§ **Written task**
Copy each line in which the string "recommended" occurs.

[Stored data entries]

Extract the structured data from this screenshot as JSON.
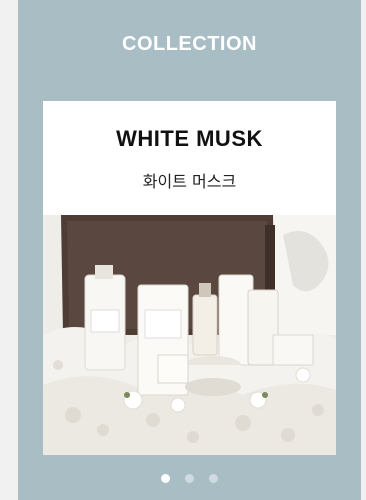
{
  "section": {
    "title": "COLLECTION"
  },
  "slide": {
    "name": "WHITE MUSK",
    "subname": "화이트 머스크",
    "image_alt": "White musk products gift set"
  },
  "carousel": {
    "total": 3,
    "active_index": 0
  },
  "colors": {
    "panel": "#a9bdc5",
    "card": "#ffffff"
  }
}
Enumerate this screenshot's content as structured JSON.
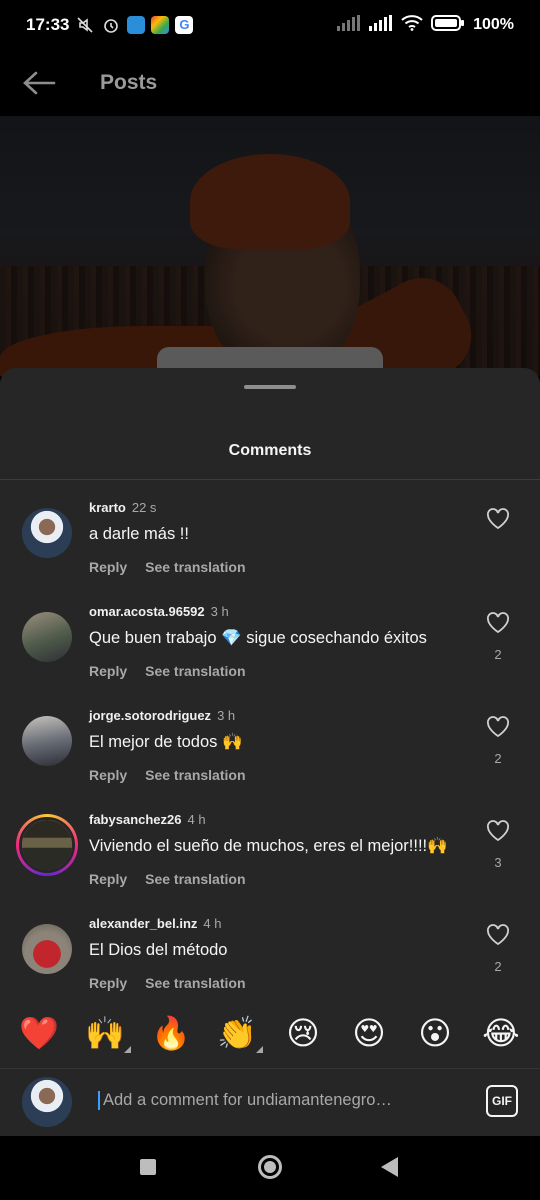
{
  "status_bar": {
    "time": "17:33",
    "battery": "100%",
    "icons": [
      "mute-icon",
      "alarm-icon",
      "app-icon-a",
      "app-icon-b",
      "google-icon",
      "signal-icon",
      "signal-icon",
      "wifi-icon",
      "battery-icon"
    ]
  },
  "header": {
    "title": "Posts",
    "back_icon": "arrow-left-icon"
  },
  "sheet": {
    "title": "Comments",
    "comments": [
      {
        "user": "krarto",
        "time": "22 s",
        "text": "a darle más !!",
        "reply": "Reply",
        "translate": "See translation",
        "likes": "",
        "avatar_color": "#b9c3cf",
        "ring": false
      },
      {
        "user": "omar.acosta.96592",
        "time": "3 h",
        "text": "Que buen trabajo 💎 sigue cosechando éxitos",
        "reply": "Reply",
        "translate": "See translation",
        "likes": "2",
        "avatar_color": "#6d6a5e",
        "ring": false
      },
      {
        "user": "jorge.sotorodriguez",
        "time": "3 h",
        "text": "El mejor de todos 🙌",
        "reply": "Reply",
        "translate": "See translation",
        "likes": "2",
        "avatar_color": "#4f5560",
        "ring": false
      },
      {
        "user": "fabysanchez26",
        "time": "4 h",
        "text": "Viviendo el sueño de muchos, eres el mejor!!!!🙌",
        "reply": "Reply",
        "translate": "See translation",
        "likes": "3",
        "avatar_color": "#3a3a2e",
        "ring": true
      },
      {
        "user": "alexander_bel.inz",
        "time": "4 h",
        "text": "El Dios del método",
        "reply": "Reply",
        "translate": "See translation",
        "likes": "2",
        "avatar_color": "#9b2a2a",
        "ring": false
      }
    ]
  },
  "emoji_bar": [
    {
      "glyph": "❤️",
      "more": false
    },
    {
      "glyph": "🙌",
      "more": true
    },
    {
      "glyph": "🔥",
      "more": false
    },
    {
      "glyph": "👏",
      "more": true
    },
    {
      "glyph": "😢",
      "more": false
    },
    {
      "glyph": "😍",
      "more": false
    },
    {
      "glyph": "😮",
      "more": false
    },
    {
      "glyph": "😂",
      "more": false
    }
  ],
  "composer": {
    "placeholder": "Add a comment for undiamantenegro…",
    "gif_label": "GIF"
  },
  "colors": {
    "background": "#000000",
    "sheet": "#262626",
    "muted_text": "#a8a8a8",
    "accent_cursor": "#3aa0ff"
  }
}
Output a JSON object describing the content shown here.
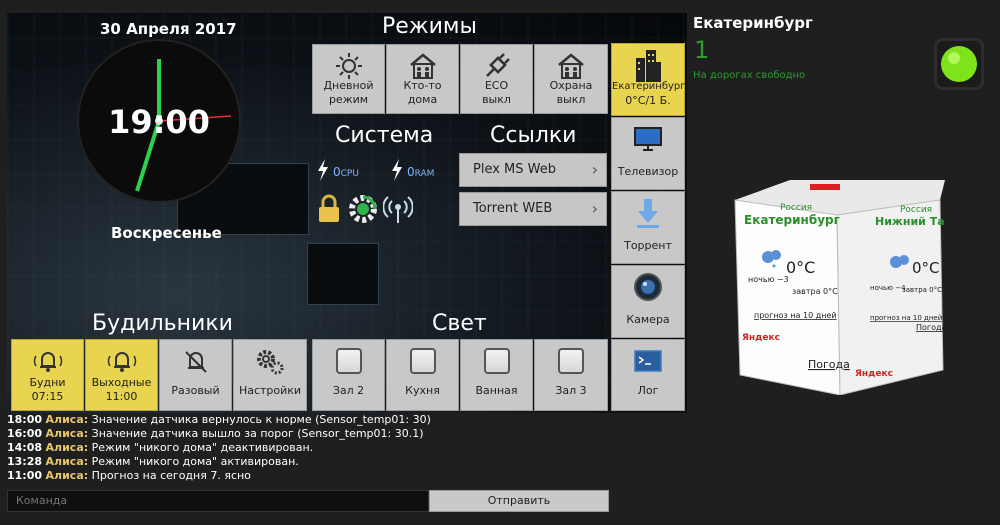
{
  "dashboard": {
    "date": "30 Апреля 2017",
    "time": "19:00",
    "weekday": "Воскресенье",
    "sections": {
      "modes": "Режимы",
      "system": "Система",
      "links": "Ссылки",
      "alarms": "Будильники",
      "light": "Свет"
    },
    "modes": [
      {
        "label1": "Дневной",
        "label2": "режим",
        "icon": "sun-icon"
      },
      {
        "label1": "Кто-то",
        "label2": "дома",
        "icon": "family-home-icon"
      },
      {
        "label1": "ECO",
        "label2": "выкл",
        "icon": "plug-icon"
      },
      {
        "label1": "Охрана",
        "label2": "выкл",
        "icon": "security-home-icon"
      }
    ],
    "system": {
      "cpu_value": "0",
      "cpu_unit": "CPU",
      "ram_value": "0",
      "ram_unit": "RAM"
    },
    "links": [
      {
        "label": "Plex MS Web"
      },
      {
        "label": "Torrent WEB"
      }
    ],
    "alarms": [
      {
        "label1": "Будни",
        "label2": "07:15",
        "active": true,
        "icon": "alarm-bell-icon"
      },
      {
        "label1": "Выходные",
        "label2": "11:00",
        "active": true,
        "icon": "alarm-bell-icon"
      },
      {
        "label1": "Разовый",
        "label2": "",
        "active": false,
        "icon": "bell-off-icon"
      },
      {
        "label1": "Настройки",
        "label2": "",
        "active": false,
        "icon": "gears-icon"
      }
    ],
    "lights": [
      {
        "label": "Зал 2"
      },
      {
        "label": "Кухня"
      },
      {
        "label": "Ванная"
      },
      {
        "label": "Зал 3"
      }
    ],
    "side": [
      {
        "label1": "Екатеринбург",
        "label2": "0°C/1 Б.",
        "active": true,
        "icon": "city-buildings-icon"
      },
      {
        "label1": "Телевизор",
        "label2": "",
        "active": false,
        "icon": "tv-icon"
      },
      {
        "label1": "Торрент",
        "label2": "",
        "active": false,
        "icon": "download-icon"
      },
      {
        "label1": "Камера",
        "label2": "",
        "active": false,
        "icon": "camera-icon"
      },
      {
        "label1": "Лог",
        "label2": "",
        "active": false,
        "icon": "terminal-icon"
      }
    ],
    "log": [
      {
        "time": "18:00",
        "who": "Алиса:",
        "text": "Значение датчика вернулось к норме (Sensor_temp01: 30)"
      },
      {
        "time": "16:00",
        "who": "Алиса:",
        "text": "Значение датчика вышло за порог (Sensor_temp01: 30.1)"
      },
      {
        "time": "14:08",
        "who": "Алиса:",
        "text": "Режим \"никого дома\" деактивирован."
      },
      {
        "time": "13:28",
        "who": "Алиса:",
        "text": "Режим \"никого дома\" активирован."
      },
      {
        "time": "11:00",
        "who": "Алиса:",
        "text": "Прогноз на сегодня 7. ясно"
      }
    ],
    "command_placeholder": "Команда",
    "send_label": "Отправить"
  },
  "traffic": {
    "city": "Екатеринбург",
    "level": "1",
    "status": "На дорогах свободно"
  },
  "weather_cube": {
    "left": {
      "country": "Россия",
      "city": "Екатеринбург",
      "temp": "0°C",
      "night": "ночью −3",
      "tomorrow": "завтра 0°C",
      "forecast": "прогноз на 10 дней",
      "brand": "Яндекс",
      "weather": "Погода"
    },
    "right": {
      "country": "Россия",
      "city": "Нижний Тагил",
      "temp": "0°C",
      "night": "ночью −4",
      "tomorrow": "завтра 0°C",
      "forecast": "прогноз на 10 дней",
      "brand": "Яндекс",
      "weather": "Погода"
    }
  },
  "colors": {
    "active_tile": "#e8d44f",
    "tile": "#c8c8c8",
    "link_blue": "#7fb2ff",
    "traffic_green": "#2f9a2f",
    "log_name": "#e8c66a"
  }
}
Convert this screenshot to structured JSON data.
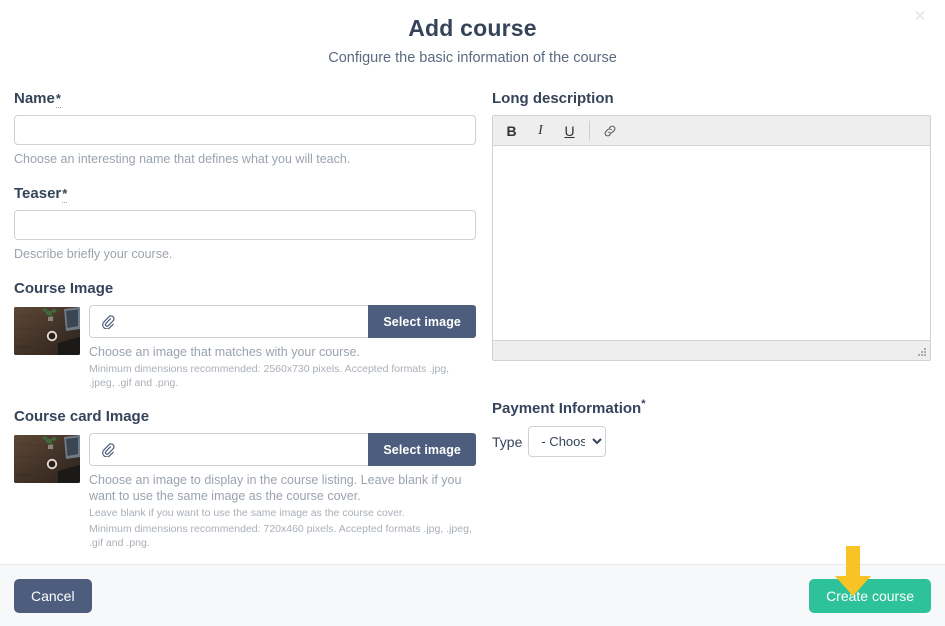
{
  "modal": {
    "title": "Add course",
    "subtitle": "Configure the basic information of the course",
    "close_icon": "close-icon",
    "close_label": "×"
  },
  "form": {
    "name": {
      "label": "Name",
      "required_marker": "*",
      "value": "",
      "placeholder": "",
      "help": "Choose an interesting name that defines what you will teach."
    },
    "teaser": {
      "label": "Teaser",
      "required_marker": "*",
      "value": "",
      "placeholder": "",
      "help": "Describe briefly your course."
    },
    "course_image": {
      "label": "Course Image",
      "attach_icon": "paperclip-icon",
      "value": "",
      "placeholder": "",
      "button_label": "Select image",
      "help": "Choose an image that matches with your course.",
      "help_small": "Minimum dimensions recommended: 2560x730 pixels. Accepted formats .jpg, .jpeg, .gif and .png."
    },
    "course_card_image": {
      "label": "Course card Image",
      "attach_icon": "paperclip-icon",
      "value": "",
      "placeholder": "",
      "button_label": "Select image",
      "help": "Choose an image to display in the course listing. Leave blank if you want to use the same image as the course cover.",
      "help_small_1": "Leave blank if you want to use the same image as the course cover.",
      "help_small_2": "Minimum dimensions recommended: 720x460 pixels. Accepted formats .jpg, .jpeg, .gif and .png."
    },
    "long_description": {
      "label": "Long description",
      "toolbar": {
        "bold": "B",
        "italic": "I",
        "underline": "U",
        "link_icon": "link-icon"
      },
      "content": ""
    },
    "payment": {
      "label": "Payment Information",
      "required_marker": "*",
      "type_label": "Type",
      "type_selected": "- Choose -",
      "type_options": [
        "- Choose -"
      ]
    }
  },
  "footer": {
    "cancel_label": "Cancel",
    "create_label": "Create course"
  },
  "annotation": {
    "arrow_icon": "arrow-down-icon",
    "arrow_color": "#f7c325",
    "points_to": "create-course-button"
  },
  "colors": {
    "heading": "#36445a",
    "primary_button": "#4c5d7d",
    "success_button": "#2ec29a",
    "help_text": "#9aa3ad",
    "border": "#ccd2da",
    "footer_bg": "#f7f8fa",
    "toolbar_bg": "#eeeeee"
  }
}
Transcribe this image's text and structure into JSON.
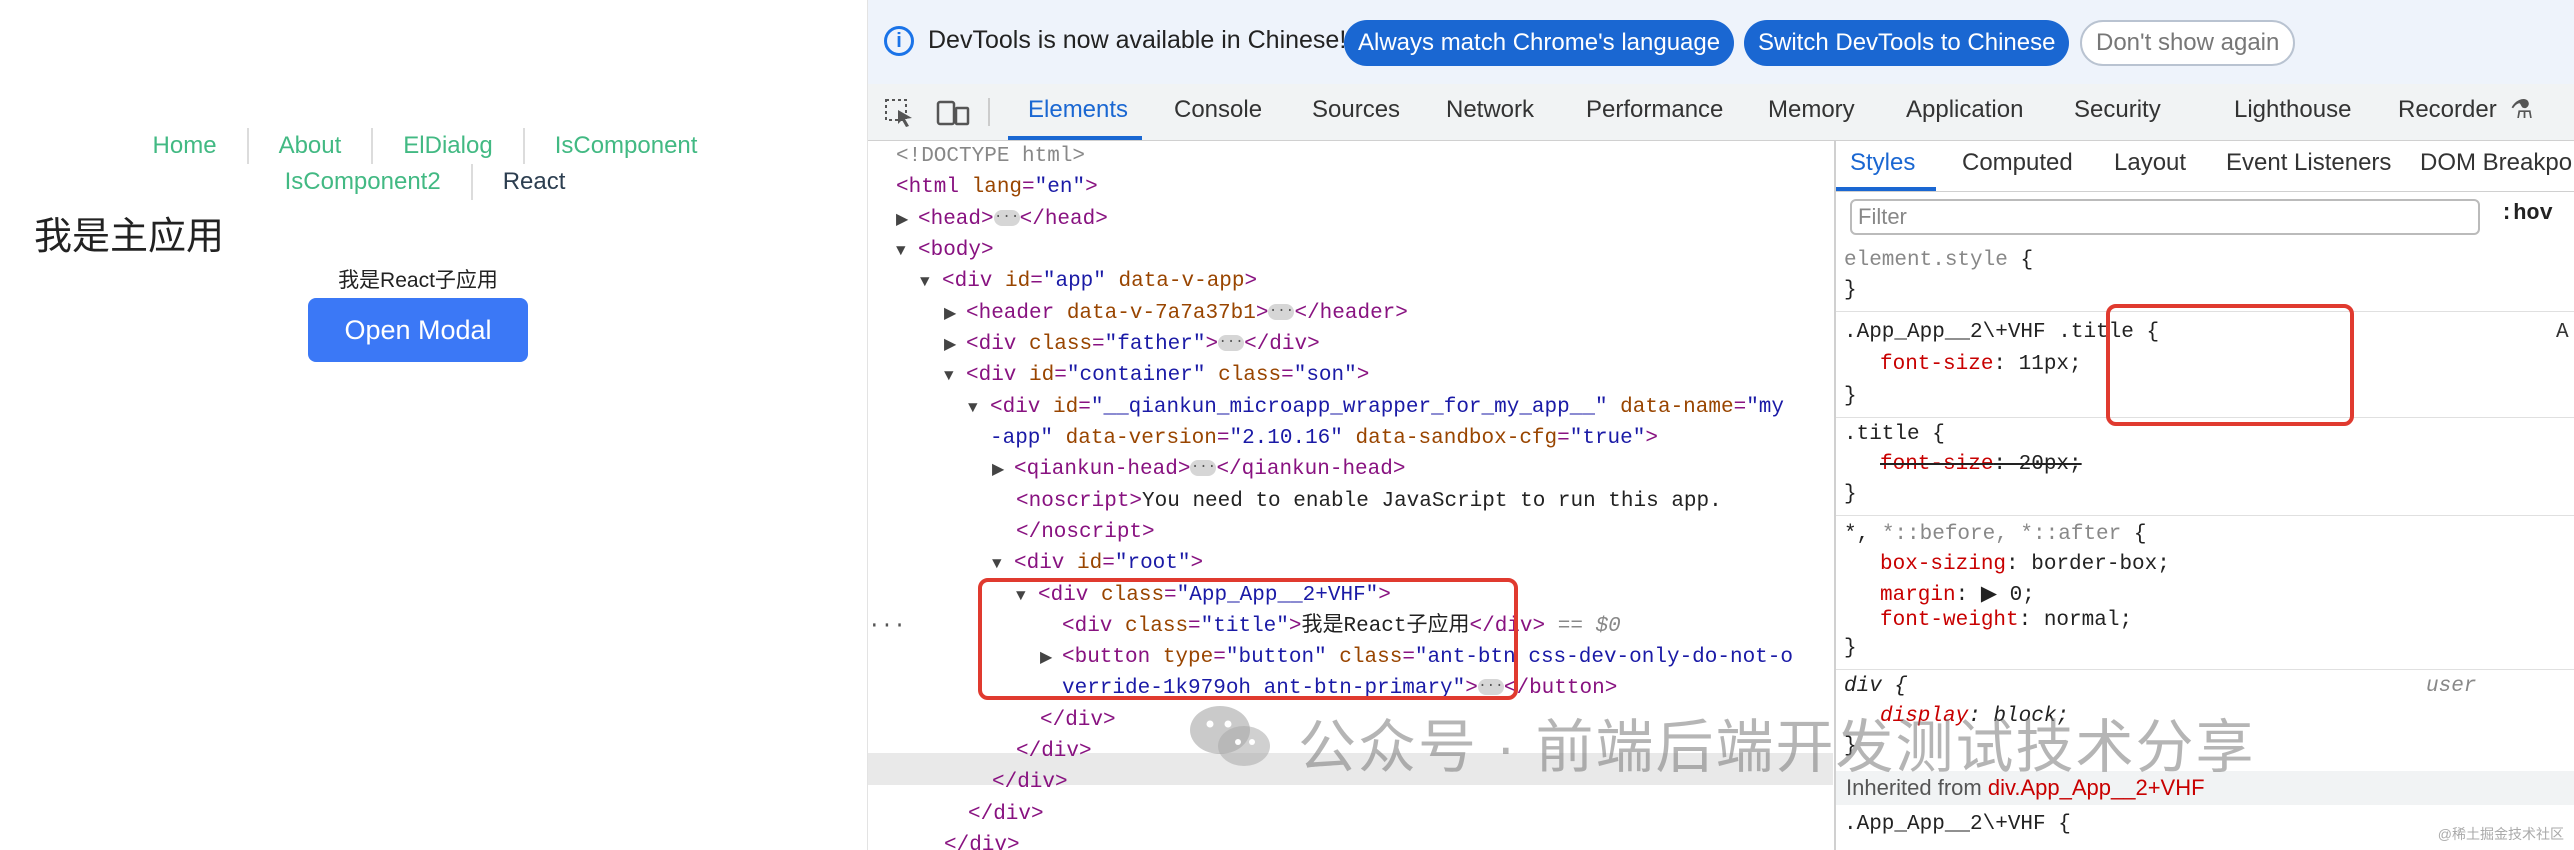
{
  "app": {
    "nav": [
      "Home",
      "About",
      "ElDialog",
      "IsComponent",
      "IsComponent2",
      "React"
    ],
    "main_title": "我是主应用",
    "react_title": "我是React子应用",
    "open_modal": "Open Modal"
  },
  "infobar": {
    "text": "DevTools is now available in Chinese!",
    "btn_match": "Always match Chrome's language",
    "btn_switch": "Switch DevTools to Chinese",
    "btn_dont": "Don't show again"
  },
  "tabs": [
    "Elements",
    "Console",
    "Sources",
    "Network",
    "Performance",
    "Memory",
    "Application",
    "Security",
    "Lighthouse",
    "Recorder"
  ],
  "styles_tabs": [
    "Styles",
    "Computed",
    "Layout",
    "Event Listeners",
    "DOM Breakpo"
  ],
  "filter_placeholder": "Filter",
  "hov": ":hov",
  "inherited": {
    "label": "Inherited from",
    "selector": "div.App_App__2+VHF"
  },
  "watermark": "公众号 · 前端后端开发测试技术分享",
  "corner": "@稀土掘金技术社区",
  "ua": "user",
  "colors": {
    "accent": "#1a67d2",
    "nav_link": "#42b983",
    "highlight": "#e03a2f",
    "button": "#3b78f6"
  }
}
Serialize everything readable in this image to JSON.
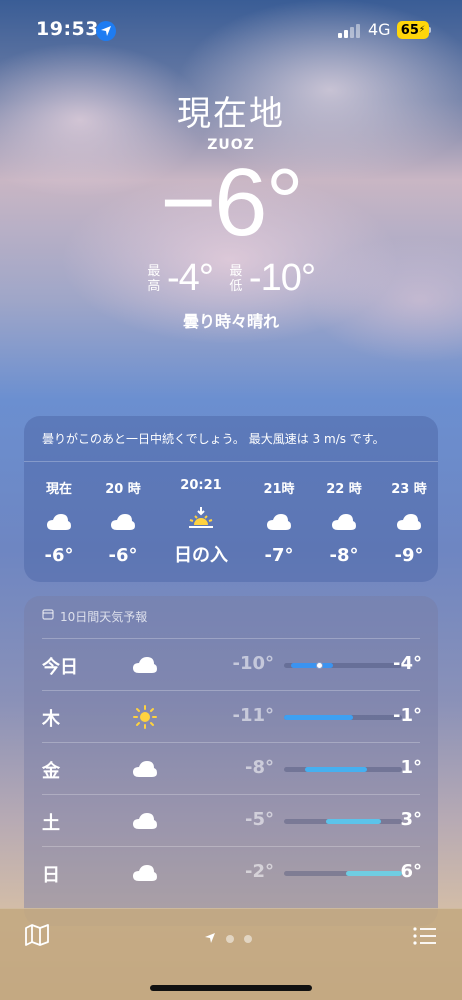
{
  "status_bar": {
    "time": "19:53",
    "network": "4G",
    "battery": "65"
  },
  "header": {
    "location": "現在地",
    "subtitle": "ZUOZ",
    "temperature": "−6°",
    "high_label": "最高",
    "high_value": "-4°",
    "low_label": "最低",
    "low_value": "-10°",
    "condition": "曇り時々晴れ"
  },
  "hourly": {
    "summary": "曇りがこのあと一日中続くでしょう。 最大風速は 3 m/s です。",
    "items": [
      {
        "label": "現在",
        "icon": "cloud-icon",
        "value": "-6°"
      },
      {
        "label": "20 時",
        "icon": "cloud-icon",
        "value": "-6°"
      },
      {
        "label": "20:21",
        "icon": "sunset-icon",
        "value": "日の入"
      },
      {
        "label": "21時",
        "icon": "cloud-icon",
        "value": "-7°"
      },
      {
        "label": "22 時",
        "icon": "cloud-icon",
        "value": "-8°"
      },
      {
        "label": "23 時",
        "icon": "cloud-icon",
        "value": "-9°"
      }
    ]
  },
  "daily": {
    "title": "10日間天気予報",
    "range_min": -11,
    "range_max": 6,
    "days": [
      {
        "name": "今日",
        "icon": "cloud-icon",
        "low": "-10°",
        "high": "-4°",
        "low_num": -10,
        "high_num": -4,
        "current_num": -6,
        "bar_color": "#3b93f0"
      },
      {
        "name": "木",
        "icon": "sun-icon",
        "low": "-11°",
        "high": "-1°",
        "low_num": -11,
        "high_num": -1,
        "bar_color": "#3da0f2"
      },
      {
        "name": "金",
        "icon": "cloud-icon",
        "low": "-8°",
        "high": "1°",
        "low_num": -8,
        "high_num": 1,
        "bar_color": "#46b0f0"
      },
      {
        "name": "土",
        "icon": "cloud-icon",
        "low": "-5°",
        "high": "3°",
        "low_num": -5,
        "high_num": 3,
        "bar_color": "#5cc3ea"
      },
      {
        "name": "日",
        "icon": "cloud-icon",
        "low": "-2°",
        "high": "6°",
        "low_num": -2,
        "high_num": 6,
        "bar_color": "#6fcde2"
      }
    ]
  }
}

§ **Result of the exercise**
      "help_small": "Minimum dimensions recommended: 2560x730 pixels. Accepted formats .jpg, .jpeg, .gif and .png."
      "help_small_2": "Minimum dimensions recommended: 720x460 pixels. Accepted formats .jpg, .jpeg, .gif and .png."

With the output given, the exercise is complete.